**Exercise aim**
In how many lines of the items below does the string "What" appear? Reply with the count alone.
▬▬▬
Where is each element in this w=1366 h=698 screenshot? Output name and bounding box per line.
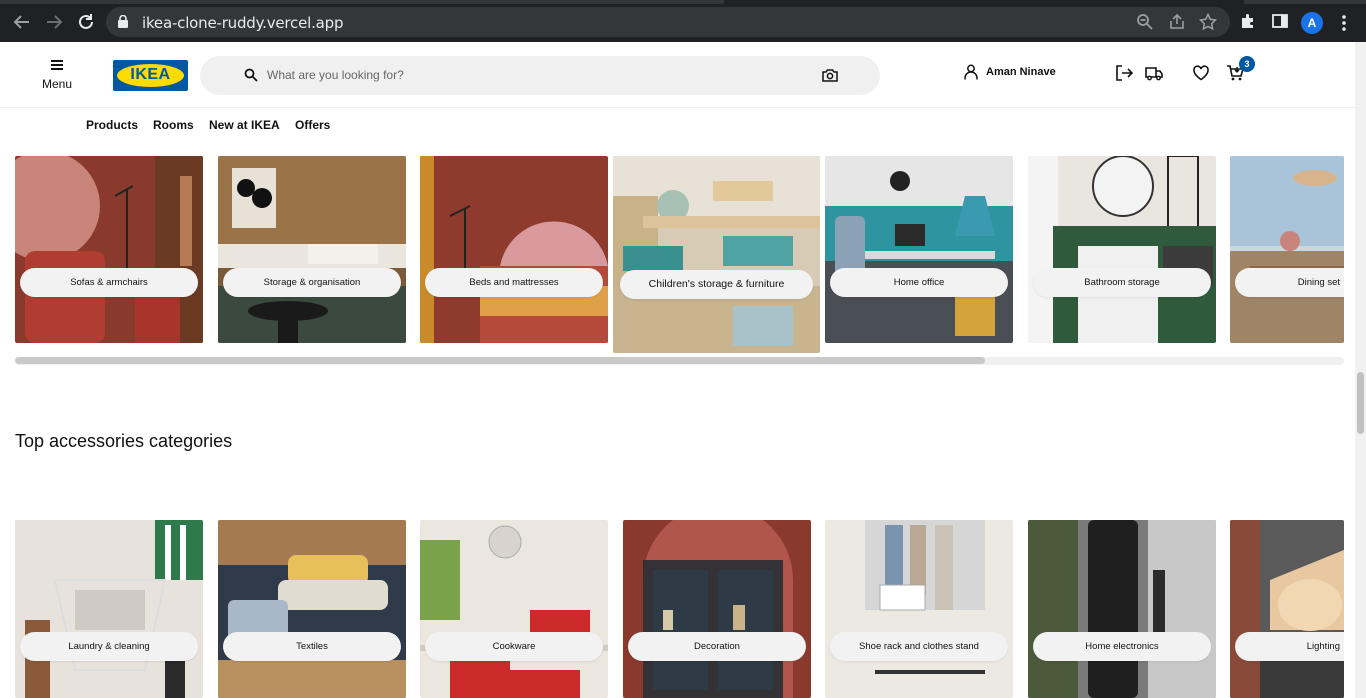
lighting-image: [1230, 520, 1344, 698]
accessory-card-textiles[interactable]: Textiles: [218, 520, 406, 698]
accessory-label: Textiles: [223, 632, 401, 661]
accessory-label: Cookware: [425, 632, 603, 661]
category-card-childrens[interactable]: Children's storage & furniture: [613, 156, 820, 353]
textiles-image: [218, 520, 406, 698]
category-label: Bathroom storage: [1033, 268, 1211, 297]
ikea-logo[interactable]: IKEA: [113, 60, 188, 91]
lock-icon[interactable]: [118, 14, 128, 28]
reload-icon[interactable]: [75, 11, 97, 33]
laundry-image: [15, 520, 203, 698]
menu-button[interactable]: Menu: [38, 60, 76, 92]
category-card-home-office[interactable]: Home office: [825, 156, 1013, 343]
carousel-scrollbar-thumb[interactable]: [15, 357, 985, 364]
category-label: Sofas & armchairs: [20, 268, 198, 297]
beds-image: [420, 156, 608, 343]
childrens-image: [613, 156, 820, 353]
nav-item-rooms[interactable]: Rooms: [153, 118, 194, 132]
category-card-dining[interactable]: Dining set: [1230, 156, 1344, 343]
wishlist-heart-icon[interactable]: [1192, 64, 1210, 82]
url-text: ikea-clone-ruddy.vercel.app: [142, 14, 344, 32]
accessory-card-decoration[interactable]: Decoration: [623, 520, 811, 698]
search-icon[interactable]: [244, 68, 258, 82]
hamburger-icon: [51, 60, 63, 70]
dining-image: [1230, 156, 1344, 343]
forward-icon[interactable]: [43, 11, 65, 33]
search-input[interactable]: What are you looking for?: [267, 68, 404, 82]
cookware-image: [420, 520, 608, 698]
home-office-image: [825, 156, 1013, 343]
page-scrollbar[interactable]: [1355, 42, 1366, 698]
carousel-scrollbar[interactable]: [15, 357, 1344, 365]
user-name: Aman Ninave: [986, 66, 1056, 78]
site-header: Menu IKEA What are you looking for? Aman…: [0, 42, 1355, 108]
bookmark-star-icon[interactable]: [1198, 12, 1218, 32]
address-bar[interactable]: ikea-clone-ruddy.vercel.app: [106, 7, 1230, 37]
more-menu-icon[interactable]: [1338, 12, 1350, 34]
cart-count-badge: 3: [1239, 56, 1255, 72]
side-panel-icon[interactable]: [1271, 12, 1289, 30]
nav-item-products[interactable]: Products: [86, 118, 138, 132]
accessory-label: Shoe rack and clothes stand: [830, 632, 1008, 661]
category-card-sofas[interactable]: Sofas & armchairs: [15, 156, 203, 343]
category-card-beds[interactable]: Beds and mattresses: [420, 156, 608, 343]
camera-search-icon[interactable]: [822, 68, 838, 82]
accessory-card-lighting[interactable]: Lighting: [1230, 520, 1344, 698]
bathroom-image: [1028, 156, 1216, 343]
accessory-label: Laundry & cleaning: [20, 632, 198, 661]
tab-strip: [0, 0, 1366, 4]
category-card-bathroom[interactable]: Bathroom storage: [1028, 156, 1216, 343]
zoom-icon[interactable]: [1135, 12, 1155, 32]
nav-item-new-at-ikea[interactable]: New at IKEA: [209, 118, 280, 132]
sofas-image: [15, 156, 203, 343]
back-icon[interactable]: [11, 11, 33, 33]
accessory-card-cookware[interactable]: Cookware: [420, 520, 608, 698]
logout-icon[interactable]: [1115, 64, 1134, 82]
accessory-label: Home electronics: [1033, 632, 1211, 661]
category-label: Beds and mattresses: [425, 268, 603, 297]
page-scrollbar-thumb[interactable]: [1357, 372, 1364, 434]
search-bar[interactable]: What are you looking for?: [200, 56, 880, 95]
decoration-image: [623, 520, 811, 698]
category-label: Children's storage & furniture: [620, 270, 813, 299]
logo-wordmark: IKEA: [130, 66, 171, 83]
delivery-truck-icon[interactable]: [1145, 64, 1163, 82]
accessory-label: Lighting: [1235, 632, 1344, 661]
accessory-label: Decoration: [628, 632, 806, 661]
category-card-storage[interactable]: Storage & organisation: [218, 156, 406, 343]
accessory-card-shoe-rack[interactable]: Shoe rack and clothes stand: [825, 520, 1013, 698]
storage-image: [218, 156, 406, 343]
profile-avatar[interactable]: A: [1301, 12, 1323, 34]
extensions-icon[interactable]: [1239, 12, 1257, 30]
share-icon[interactable]: [1167, 12, 1187, 32]
browser-toolbar: ikea-clone-ruddy.vercel.app A: [0, 0, 1366, 42]
home-electronics-image: [1028, 520, 1216, 698]
category-label: Home office: [830, 268, 1008, 297]
category-label: Storage & organisation: [223, 268, 401, 297]
accessory-card-laundry[interactable]: Laundry & cleaning: [15, 520, 203, 698]
nav-item-offers[interactable]: Offers: [295, 118, 330, 132]
category-label: Dining set: [1235, 268, 1344, 297]
section-title: Top accessories categories: [15, 431, 233, 451]
user-icon: [964, 64, 978, 80]
accessory-card-home-electronics[interactable]: Home electronics: [1028, 520, 1216, 698]
menu-label: Menu: [41, 77, 73, 91]
shoe-rack-image: [825, 520, 1013, 698]
active-tab-edge: [724, 0, 1244, 4]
▬▬▬
**The solution**
3